+++ 数据 +++

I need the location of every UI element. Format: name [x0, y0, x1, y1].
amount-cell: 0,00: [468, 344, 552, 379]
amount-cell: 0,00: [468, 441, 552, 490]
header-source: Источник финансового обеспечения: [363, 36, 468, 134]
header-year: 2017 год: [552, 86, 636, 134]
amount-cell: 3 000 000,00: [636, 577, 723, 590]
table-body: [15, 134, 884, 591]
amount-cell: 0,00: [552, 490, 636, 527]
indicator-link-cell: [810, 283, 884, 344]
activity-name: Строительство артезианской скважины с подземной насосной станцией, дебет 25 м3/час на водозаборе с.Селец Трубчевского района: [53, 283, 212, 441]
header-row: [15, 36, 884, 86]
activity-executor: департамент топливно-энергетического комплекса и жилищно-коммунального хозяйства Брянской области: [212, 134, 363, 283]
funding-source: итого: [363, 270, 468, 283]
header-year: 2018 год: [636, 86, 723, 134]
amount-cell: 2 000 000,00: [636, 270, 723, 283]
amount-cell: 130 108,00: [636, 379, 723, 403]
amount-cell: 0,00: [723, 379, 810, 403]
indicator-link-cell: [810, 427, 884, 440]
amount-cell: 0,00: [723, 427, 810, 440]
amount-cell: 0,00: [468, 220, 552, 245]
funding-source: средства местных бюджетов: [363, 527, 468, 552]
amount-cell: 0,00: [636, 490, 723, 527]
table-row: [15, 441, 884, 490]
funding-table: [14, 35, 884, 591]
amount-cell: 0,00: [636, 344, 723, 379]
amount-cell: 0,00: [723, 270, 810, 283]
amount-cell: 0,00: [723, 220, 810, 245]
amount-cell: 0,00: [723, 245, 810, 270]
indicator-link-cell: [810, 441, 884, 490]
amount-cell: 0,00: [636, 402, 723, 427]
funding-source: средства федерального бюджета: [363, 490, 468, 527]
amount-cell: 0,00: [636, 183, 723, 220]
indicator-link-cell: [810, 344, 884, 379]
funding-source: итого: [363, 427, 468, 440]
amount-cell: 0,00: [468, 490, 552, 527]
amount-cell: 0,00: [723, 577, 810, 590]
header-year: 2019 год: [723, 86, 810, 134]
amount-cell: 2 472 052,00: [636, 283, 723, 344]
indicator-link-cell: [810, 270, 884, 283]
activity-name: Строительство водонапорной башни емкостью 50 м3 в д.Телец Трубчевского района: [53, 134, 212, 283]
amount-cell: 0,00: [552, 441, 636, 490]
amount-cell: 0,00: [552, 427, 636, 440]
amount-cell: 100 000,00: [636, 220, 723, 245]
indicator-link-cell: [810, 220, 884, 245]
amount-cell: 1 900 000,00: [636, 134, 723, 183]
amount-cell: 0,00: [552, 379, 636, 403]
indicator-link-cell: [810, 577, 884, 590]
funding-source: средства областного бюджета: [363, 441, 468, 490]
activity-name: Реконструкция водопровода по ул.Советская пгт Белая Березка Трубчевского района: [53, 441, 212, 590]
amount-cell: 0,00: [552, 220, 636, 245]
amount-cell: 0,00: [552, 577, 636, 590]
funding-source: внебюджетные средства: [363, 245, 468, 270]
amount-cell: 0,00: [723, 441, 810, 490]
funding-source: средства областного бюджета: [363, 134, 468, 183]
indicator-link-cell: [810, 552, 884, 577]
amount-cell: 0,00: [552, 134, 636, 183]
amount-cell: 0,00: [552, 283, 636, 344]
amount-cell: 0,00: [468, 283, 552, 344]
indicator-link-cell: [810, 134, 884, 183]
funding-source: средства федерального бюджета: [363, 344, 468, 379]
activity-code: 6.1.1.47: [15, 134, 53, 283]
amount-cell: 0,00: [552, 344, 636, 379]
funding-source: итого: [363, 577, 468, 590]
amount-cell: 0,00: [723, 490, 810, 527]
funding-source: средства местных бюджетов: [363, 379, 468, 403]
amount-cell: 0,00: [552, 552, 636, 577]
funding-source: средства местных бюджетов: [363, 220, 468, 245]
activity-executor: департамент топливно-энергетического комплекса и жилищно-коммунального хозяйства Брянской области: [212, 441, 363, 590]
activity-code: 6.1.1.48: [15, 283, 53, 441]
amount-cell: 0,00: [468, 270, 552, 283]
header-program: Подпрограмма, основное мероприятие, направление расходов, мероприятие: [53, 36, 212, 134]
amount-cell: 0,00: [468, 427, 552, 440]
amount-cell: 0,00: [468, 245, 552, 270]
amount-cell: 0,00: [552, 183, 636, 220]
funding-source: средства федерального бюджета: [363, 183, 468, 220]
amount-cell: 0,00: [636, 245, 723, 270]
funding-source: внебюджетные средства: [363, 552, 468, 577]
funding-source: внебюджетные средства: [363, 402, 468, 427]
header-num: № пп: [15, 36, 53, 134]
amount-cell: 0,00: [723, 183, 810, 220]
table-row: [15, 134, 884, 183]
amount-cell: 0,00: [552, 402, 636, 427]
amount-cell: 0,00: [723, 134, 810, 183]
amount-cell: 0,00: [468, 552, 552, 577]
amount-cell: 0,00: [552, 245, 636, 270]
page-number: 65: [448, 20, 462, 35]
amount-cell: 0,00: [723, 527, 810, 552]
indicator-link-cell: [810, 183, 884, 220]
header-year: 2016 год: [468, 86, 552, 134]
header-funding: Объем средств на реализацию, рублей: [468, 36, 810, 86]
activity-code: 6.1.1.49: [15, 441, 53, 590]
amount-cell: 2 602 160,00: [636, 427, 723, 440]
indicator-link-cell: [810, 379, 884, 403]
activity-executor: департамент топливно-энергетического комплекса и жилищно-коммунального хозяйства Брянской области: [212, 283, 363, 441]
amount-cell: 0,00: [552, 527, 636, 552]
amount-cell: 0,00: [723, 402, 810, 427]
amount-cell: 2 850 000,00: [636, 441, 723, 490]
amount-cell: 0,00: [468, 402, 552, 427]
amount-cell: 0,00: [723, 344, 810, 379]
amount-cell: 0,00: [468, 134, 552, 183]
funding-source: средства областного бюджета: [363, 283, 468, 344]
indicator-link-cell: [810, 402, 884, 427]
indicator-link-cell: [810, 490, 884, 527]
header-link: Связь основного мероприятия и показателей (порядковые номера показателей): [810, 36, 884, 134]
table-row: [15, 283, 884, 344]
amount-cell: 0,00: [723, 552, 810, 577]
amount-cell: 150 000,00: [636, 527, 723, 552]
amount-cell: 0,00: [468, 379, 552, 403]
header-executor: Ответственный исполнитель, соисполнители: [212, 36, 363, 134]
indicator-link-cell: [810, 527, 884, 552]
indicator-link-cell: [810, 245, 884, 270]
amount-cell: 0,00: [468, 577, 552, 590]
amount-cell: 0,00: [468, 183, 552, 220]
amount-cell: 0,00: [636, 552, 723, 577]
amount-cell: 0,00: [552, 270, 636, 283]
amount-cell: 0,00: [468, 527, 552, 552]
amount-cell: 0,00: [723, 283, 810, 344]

+++

◆ 任务要求:
把上面的全部数据一行不漏地照原样重复一遍，不做任何改动。

◆ 本题输出:
I need the location of every UI element. Format: name [x0, y0, x1, y1].
amount-cell: 0,00: [468, 344, 552, 379]
amount-cell: 0,00: [468, 441, 552, 490]
header-source: Источник финансового обеспечения: [363, 36, 468, 134]
header-year: 2017 год: [552, 86, 636, 134]
amount-cell: 3 000 000,00: [636, 577, 723, 590]
table-body: [15, 134, 884, 591]
amount-cell: 0,00: [552, 490, 636, 527]
indicator-link-cell: [810, 283, 884, 344]
activity-name: Строительство артезианской скважины с подземной насосной станцией, дебет 25 м3/час на водозаборе с.Селец Трубчевского района: [53, 283, 212, 441]
header-row: [15, 36, 884, 86]
activity-executor: департамент топливно-энергетического комплекса и жилищно-коммунального хозяйства Брянской области: [212, 134, 363, 283]
funding-source: итого: [363, 270, 468, 283]
header-year: 2018 год: [636, 86, 723, 134]
amount-cell: 2 000 000,00: [636, 270, 723, 283]
amount-cell: 130 108,00: [636, 379, 723, 403]
amount-cell: 0,00: [723, 379, 810, 403]
indicator-link-cell: [810, 427, 884, 440]
amount-cell: 0,00: [723, 427, 810, 440]
amount-cell: 0,00: [468, 220, 552, 245]
funding-source: средства местных бюджетов: [363, 527, 468, 552]
amount-cell: 0,00: [636, 490, 723, 527]
table-row: [15, 441, 884, 490]
funding-table: [14, 35, 884, 591]
amount-cell: 0,00: [636, 344, 723, 379]
amount-cell: 0,00: [723, 270, 810, 283]
amount-cell: 0,00: [723, 220, 810, 245]
amount-cell: 0,00: [723, 245, 810, 270]
indicator-link-cell: [810, 441, 884, 490]
amount-cell: 0,00: [636, 402, 723, 427]
funding-source: средства федерального бюджета: [363, 490, 468, 527]
amount-cell: 0,00: [636, 183, 723, 220]
indicator-link-cell: [810, 344, 884, 379]
funding-source: итого: [363, 427, 468, 440]
amount-cell: 0,00: [468, 490, 552, 527]
amount-cell: 0,00: [723, 577, 810, 590]
header-year: 2019 год: [723, 86, 810, 134]
amount-cell: 2 472 052,00: [636, 283, 723, 344]
indicator-link-cell: [810, 270, 884, 283]
activity-name: Строительство водонапорной башни емкостью 50 м3 в д.Телец Трубчевского района: [53, 134, 212, 283]
amount-cell: 0,00: [552, 441, 636, 490]
amount-cell: 0,00: [552, 427, 636, 440]
amount-cell: 100 000,00: [636, 220, 723, 245]
indicator-link-cell: [810, 220, 884, 245]
amount-cell: 1 900 000,00: [636, 134, 723, 183]
amount-cell: 0,00: [552, 379, 636, 403]
indicator-link-cell: [810, 577, 884, 590]
funding-source: средства областного бюджета: [363, 441, 468, 490]
activity-name: Реконструкция водопровода по ул.Советская пгт Белая Березка Трубчевского района: [53, 441, 212, 590]
amount-cell: 0,00: [552, 220, 636, 245]
amount-cell: 0,00: [552, 577, 636, 590]
funding-source: внебюджетные средства: [363, 245, 468, 270]
amount-cell: 0,00: [723, 441, 810, 490]
funding-source: средства областного бюджета: [363, 134, 468, 183]
indicator-link-cell: [810, 552, 884, 577]
amount-cell: 0,00: [552, 134, 636, 183]
amount-cell: 0,00: [552, 283, 636, 344]
amount-cell: 0,00: [468, 283, 552, 344]
indicator-link-cell: [810, 134, 884, 183]
funding-source: средства федерального бюджета: [363, 344, 468, 379]
activity-code: 6.1.1.47: [15, 134, 53, 283]
amount-cell: 0,00: [552, 344, 636, 379]
funding-source: итого: [363, 577, 468, 590]
amount-cell: 0,00: [723, 490, 810, 527]
funding-source: средства местных бюджетов: [363, 379, 468, 403]
amount-cell: 0,00: [552, 552, 636, 577]
funding-source: средства местных бюджетов: [363, 220, 468, 245]
activity-executor: департамент топливно-энергетического комплекса и жилищно-коммунального хозяйства Брянской области: [212, 441, 363, 590]
activity-code: 6.1.1.48: [15, 283, 53, 441]
amount-cell: 0,00: [468, 270, 552, 283]
header-program: Подпрограмма, основное мероприятие, направление расходов, мероприятие: [53, 36, 212, 134]
amount-cell: 0,00: [468, 427, 552, 440]
amount-cell: 0,00: [468, 245, 552, 270]
amount-cell: 0,00: [552, 183, 636, 220]
funding-source: средства федерального бюджета: [363, 183, 468, 220]
amount-cell: 0,00: [636, 245, 723, 270]
funding-source: внебюджетные средства: [363, 552, 468, 577]
funding-source: внебюджетные средства: [363, 402, 468, 427]
header-num: № пп: [15, 36, 53, 134]
amount-cell: 0,00: [723, 183, 810, 220]
table-row: [15, 134, 884, 183]
amount-cell: 0,00: [552, 402, 636, 427]
amount-cell: 0,00: [723, 134, 810, 183]
amount-cell: 0,00: [468, 552, 552, 577]
amount-cell: 0,00: [552, 245, 636, 270]
page-number: 65: [448, 20, 462, 35]
amount-cell: 0,00: [723, 527, 810, 552]
indicator-link-cell: [810, 183, 884, 220]
header-year: 2016 год: [468, 86, 552, 134]
header-funding: Объем средств на реализацию, рублей: [468, 36, 810, 86]
activity-code: 6.1.1.49: [15, 441, 53, 590]
amount-cell: 2 602 160,00: [636, 427, 723, 440]
indicator-link-cell: [810, 379, 884, 403]
activity-executor: департамент топливно-энергетического комплекса и жилищно-коммунального хозяйства Брянской области: [212, 283, 363, 441]
amount-cell: 0,00: [552, 527, 636, 552]
amount-cell: 0,00: [723, 402, 810, 427]
amount-cell: 2 850 000,00: [636, 441, 723, 490]
amount-cell: 0,00: [468, 402, 552, 427]
amount-cell: 0,00: [723, 344, 810, 379]
amount-cell: 0,00: [468, 134, 552, 183]
funding-source: средства областного бюджета: [363, 283, 468, 344]
indicator-link-cell: [810, 402, 884, 427]
indicator-link-cell: [810, 490, 884, 527]
header-link: Связь основного мероприятия и показателей (порядковые номера показателей): [810, 36, 884, 134]
table-row: [15, 283, 884, 344]
amount-cell: 0,00: [723, 552, 810, 577]
amount-cell: 150 000,00: [636, 527, 723, 552]
amount-cell: 0,00: [468, 379, 552, 403]
header-executor: Ответственный исполнитель, соисполнители: [212, 36, 363, 134]
indicator-link-cell: [810, 527, 884, 552]
indicator-link-cell: [810, 245, 884, 270]
amount-cell: 0,00: [468, 577, 552, 590]
amount-cell: 0,00: [468, 183, 552, 220]
amount-cell: 0,00: [636, 552, 723, 577]
amount-cell: 0,00: [552, 270, 636, 283]
amount-cell: 0,00: [468, 527, 552, 552]
amount-cell: 0,00: [723, 283, 810, 344]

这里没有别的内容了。